▶ _What you have to do_:
Give back each entry unchanged, minus pictures.

(Stored records)
┌────────

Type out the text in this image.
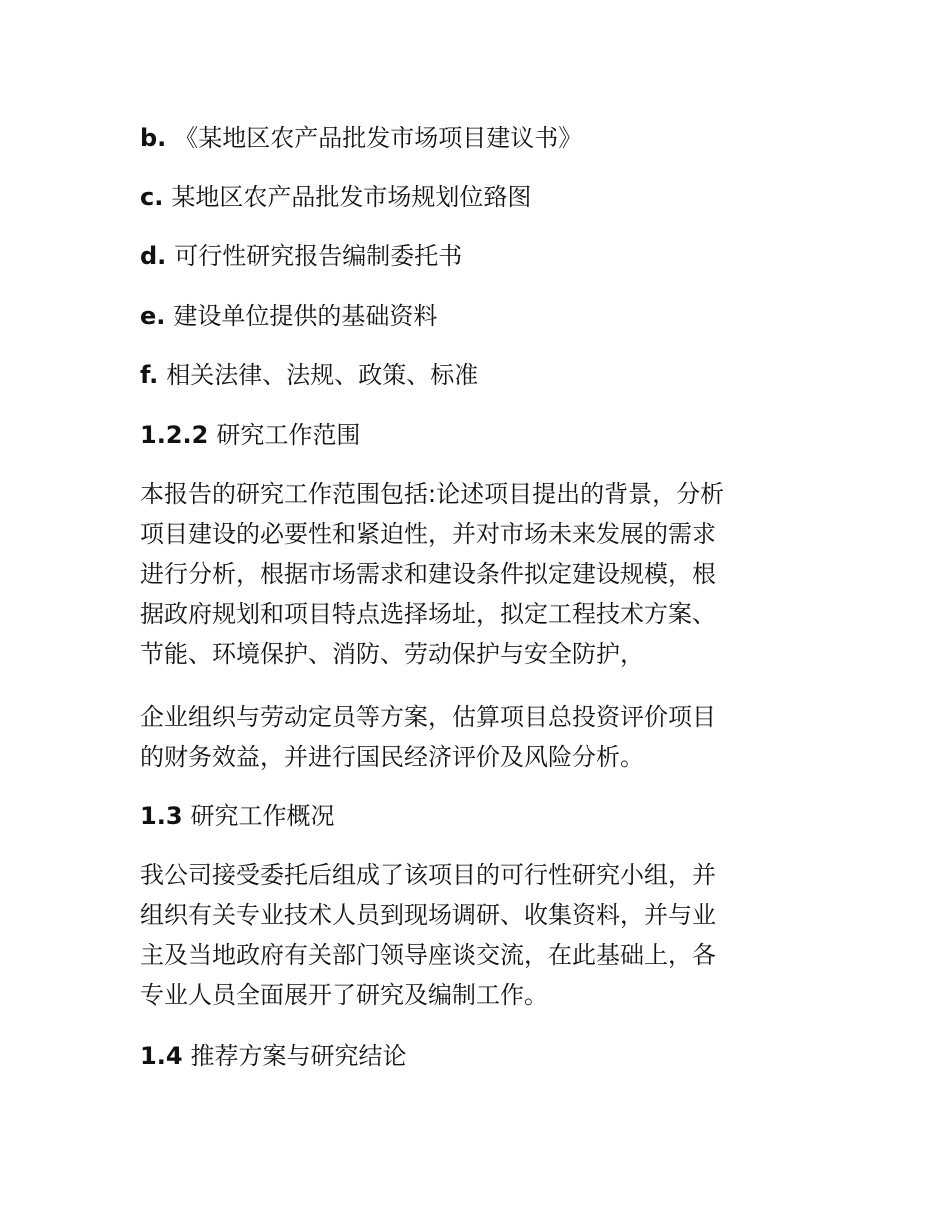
b. 《某地区农产品批发市场项目建议书》
c. 某地区农产品批发市场规划位臵图
d. 可行性研究报告编制委托书
e. 建设单位提供的基础资料
f. 相关法律、法规、政策、标准
1.2.2 研究工作范围
本报告的研究工作范围包括:论述项目提出的背景，分析
项目建设的必要性和紧迫性，并对市场未来发展的需求
进行分析，根据市场需求和建设条件拟定建设规模，根
据政府规划和项目特点选择场址，拟定工程技术方案、
节能、环境保护、消防、劳动保护与安全防护，
企业组织与劳动定员等方案，估算项目总投资评价项目
的财务效益，并进行国民经济评价及风险分析。
1.3 研究工作概况
我公司接受委托后组成了该项目的可行性研究小组，并
组织有关专业技术人员到现场调研、收集资料，并与业
主及当地政府有关部门领导座谈交流，在此基础上，各
专业人员全面展开了研究及编制工作。
1.4 推荐方案与研究结论
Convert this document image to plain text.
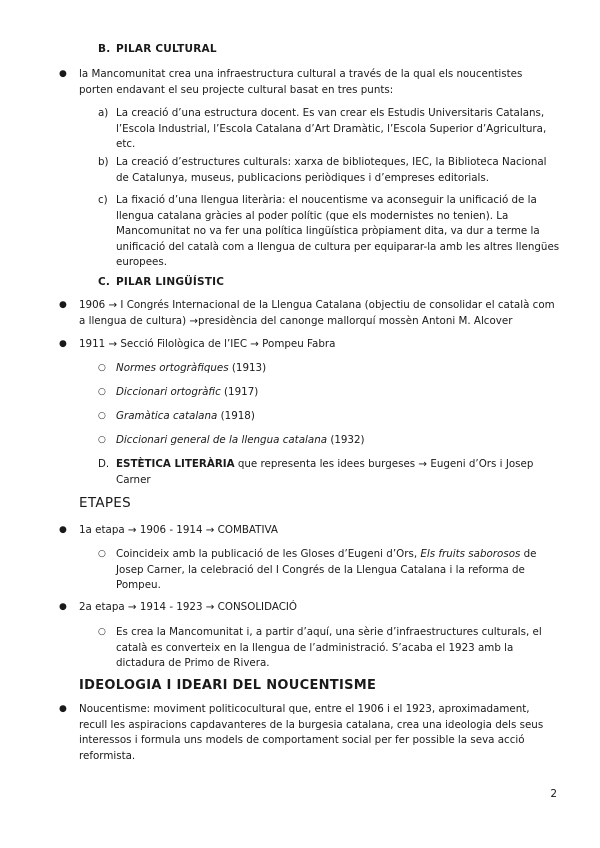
B. PILAR CULTURAL
●	la Mancomunitat crea una infraestructura cultural a través de la qual els noucentistes porten endavant el seu projecte cultural basat en tres punts:
a) La creació d’una estructura docent. Es van crear els Estudis Universitaris Catalans, l’Escola Industrial, l’Escola Catalana d’Art Dramàtic, l’Escola Superior d’Agricultura, etc.
b) La creació d’estructures culturals: xarxa de biblioteques, IEC, la Biblioteca Nacional de Catalunya, museus, publicacions periòdiques i d’empreses editorials.
c) La fixació d’una llengua literària: el noucentisme va aconseguir la unificació de la llengua catalana gràcies al poder polític (que els modernistes no tenien). La Mancomunitat no va fer una política lingüística pròpiament dita, va dur a terme la unificació del català com a llengua de cultura per equiparar-la amb les altres llengües europees.
C. PILAR LINGÜÍSTIC
●	1906 → I Congrés Internacional de la Llengua Catalana (objectiu de consolidar el català com a llengua de cultura) →presidència del canonge mallorquí mossèn Antoni M. Alcover
●	1911 → Secció Filològica de l’IEC → Pompeu Fabra
○ Normes ortogràfiques (1913)
○ Diccionari ortogràfic (1917)
○ Gramàtica catalana (1918)
○ Diccionari general de la llengua catalana (1932)
D. ESTÈTICA LITERÀRIA que representa les idees burgeses → Eugeni d’Ors i Josep Carner
ETAPES
●	1a etapa → 1906 - 1914 → COMBATIVA
○ Coincideix amb la publicació de les Gloses d’Eugeni d’Ors, Els fruits saborosos de Josep Carner, la celebració del I Congrés de la Llengua Catalana i la reforma de Pompeu.
●	2a etapa → 1914 - 1923 → CONSOLIDACIÓ
○ Es crea la Mancomunitat i, a partir d’aquí, una sèrie d’infraestructures culturals, el català es converteix en la llengua de l’administració. S’acaba el 1923 amb la dictadura de Primo de Rivera.
IDEOLOGIA I IDEARI DEL NOUCENTISME
●	Noucentisme: moviment politicocultural que, entre el 1906 i el 1923, aproximadament, recull les aspiracions capdavanteres de la burgesia catalana, crea una ideologia dels seus interessos i formula uns models de comportament social per fer possible la seva acció reformista.
2
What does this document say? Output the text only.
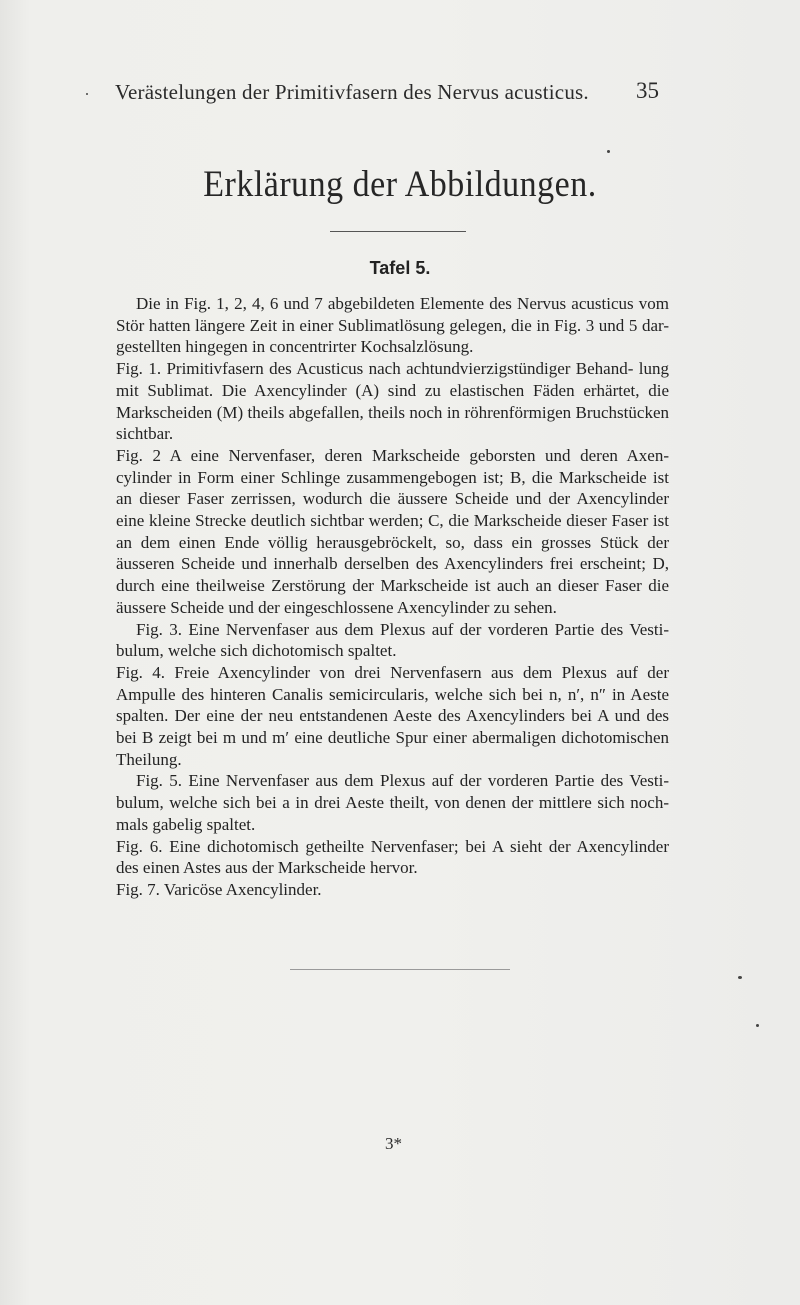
Verästelungen der Primitivfasern des Nervus acusticus. 35
Erklärung der Abbildungen.
Tafel 5.

Die in Fig. 1, 2, 4, 6 und 7 abgebildeten Elemente des Nervus acusticus vom Stör hatten längere Zeit in einer Sublimatlösung gelegen, die in Fig. 3 und 5 dar- gestellten hingegen in concentrirter Kochsalzlösung.

Fig. 1. Primitivfasern des Acusticus nach achtundvierzigstündiger Behand- lung mit Sublimat. Die Axencylinder (A) sind zu elastischen Fäden erhärtet, die Markscheiden (M) theils abgefallen, theils noch in röhrenförmigen Bruchstücken sichtbar.

Fig. 2 A eine Nervenfaser, deren Markscheide geborsten und deren Axen- cylinder in Form einer Schlinge zusammengebogen ist; B, die Markscheide ist an dieser Faser zerrissen, wodurch die äussere Scheide und der Axencylinder eine kleine Strecke deutlich sichtbar werden; C, die Markscheide dieser Faser ist an dem einen Ende völlig herausgebröckelt, so, dass ein grosses Stück der äusseren Scheide und innerhalb derselben des Axencylinders frei erscheint; D, durch eine theilweise Zerstörung der Markscheide ist auch an dieser Faser die äussere Scheide und der eingeschlossene Axencylinder zu sehen.

Fig. 3. Eine Nervenfaser aus dem Plexus auf der vorderen Partie des Vesti- bulum, welche sich dichotomisch spaltet.

Fig. 4. Freie Axencylinder von drei Nervenfasern aus dem Plexus auf der Ampulle des hinteren Canalis semicircularis, welche sich bei n, n′, n″ in Aeste spalten. Der eine der neu entstandenen Aeste des Axencylinders bei A und des bei B zeigt bei m und m′ eine deutliche Spur einer abermaligen dichotomischen Theilung.

Fig. 5. Eine Nervenfaser aus dem Plexus auf der vorderen Partie des Vesti- bulum, welche sich bei a in drei Aeste theilt, von denen der mittlere sich noch- mals gabelig spaltet.

Fig. 6. Eine dichotomisch getheilte Nervenfaser; bei A sieht der Axencylinder des einen Astes aus der Markscheide hervor.

Fig. 7. Varicöse Axencylinder.

3*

└────────

▶ _Task response_:
Type out the text in this image.
b. 《某地区农产品批发市场项目建议书》
c. 某地区农产品批发市场规划位臵图
d. 可行性研究报告编制委托书
e. 建设单位提供的基础资料
f. 相关法律、法规、政策、标准
1.2.2 研究工作范围
本报告的研究工作范围包括:论述项目提出的背景，分析
项目建设的必要性和紧迫性，并对市场未来发展的需求
进行分析，根据市场需求和建设条件拟定建设规模，根
据政府规划和项目特点选择场址，拟定工程技术方案、
节能、环境保护、消防、劳动保护与安全防护，
企业组织与劳动定员等方案，估算项目总投资评价项目
的财务效益，并进行国民经济评价及风险分析。
1.3 研究工作概况
我公司接受委托后组成了该项目的可行性研究小组，并
组织有关专业技术人员到现场调研、收集资料，并与业
主及当地政府有关部门领导座谈交流，在此基础上，各
专业人员全面展开了研究及编制工作。
1.4 推荐方案与研究结论
Convert this document image to plain text.
B. PILAR CULTURAL
●	la Mancomunitat crea una infraestructura cultural a través de la qual els noucentistes porten endavant el seu projecte cultural basat en tres punts:
a) La creació d’una estructura docent. Es van crear els Estudis Universitaris Catalans, l’Escola Industrial, l’Escola Catalana d’Art Dramàtic, l’Escola Superior d’Agricultura, etc.
b) La creació d’estructures culturals: xarxa de biblioteques, IEC, la Biblioteca Nacional de Catalunya, museus, publicacions periòdiques i d’empreses editorials.
c) La fixació d’una llengua literària: el noucentisme va aconseguir la unificació de la llengua catalana gràcies al poder polític (que els modernistes no tenien). La Mancomunitat no va fer una política lingüística pròpiament dita, va dur a terme la unificació del català com a llengua de cultura per equiparar-la amb les altres llengües europees.
C. PILAR LINGÜÍSTIC
●	1906 → I Congrés Internacional de la Llengua Catalana (objectiu de consolidar el català com a llengua de cultura) →presidència del canonge mallorquí mossèn Antoni M. Alcover
●	1911 → Secció Filològica de l’IEC → Pompeu Fabra
○ Normes ortogràfiques (1913)
○ Diccionari ortogràfic (1917)
○ Gramàtica catalana (1918)
○ Diccionari general de la llengua catalana (1932)
D. ESTÈTICA LITERÀRIA que representa les idees burgeses → Eugeni d’Ors i Josep Carner
ETAPES
●	1a etapa → 1906 - 1914 → COMBATIVA
○ Coincideix amb la publicació de les Gloses d’Eugeni d’Ors, Els fruits saborosos de Josep Carner, la celebració del I Congrés de la Llengua Catalana i la reforma de Pompeu.
●	2a etapa → 1914 - 1923 → CONSOLIDACIÓ
○ Es crea la Mancomunitat i, a partir d’aquí, una sèrie d’infraestructures culturals, el català es converteix en la llengua de l’administració. S’acaba el 1923 amb la dictadura de Primo de Rivera.
IDEOLOGIA I IDEARI DEL NOUCENTISME
●	Noucentisme: moviment politicocultural que, entre el 1906 i el 1923, aproximadament, recull les aspiracions capdavanteres de la burgesia catalana, crea una ideologia dels seus interessos i formula uns models de comportament social per fer possible la seva acció reformista.
2
What does this document say? Output the text only.
Verästelungen der Primitivfasern des Nervus acusticus. 35
Erklärung der Abbildungen.
Tafel 5.

Die in Fig. 1, 2, 4, 6 und 7 abgebildeten Elemente des Nervus acusticus vom Stör hatten längere Zeit in einer Sublimatlösung gelegen, die in Fig. 3 und 5 dar- gestellten hingegen in concentrirter Kochsalzlösung.

Fig. 1. Primitivfasern des Acusticus nach achtundvierzigstündiger Behand- lung mit Sublimat. Die Axencylinder (A) sind zu elastischen Fäden erhärtet, die Markscheiden (M) theils abgefallen, theils noch in röhrenförmigen Bruchstücken sichtbar.

Fig. 2 A eine Nervenfaser, deren Markscheide geborsten und deren Axen- cylinder in Form einer Schlinge zusammengebogen ist; B, die Markscheide ist an dieser Faser zerrissen, wodurch die äussere Scheide und der Axencylinder eine kleine Strecke deutlich sichtbar werden; C, die Markscheide dieser Faser ist an dem einen Ende völlig herausgebröckelt, so, dass ein grosses Stück der äusseren Scheide und innerhalb derselben des Axencylinders frei erscheint; D, durch eine theilweise Zerstörung der Markscheide ist auch an dieser Faser die äussere Scheide und der eingeschlossene Axencylinder zu sehen.

Fig. 3. Eine Nervenfaser aus dem Plexus auf der vorderen Partie des Vesti- bulum, welche sich dichotomisch spaltet.

Fig. 4. Freie Axencylinder von drei Nervenfasern aus dem Plexus auf der Ampulle des hinteren Canalis semicircularis, welche sich bei n, n′, n″ in Aeste spalten. Der eine der neu entstandenen Aeste des Axencylinders bei A und des bei B zeigt bei m und m′ eine deutliche Spur einer abermaligen dichotomischen Theilung.

Fig. 5. Eine Nervenfaser aus dem Plexus auf der vorderen Partie des Vesti- bulum, welche sich bei a in drei Aeste theilt, von denen der mittlere sich noch- mals gabelig spaltet.

Fig. 6. Eine dichotomisch getheilte Nervenfaser; bei A sieht der Axencylinder des einen Astes aus der Markscheide hervor.

Fig. 7. Varicöse Axencylinder.

3*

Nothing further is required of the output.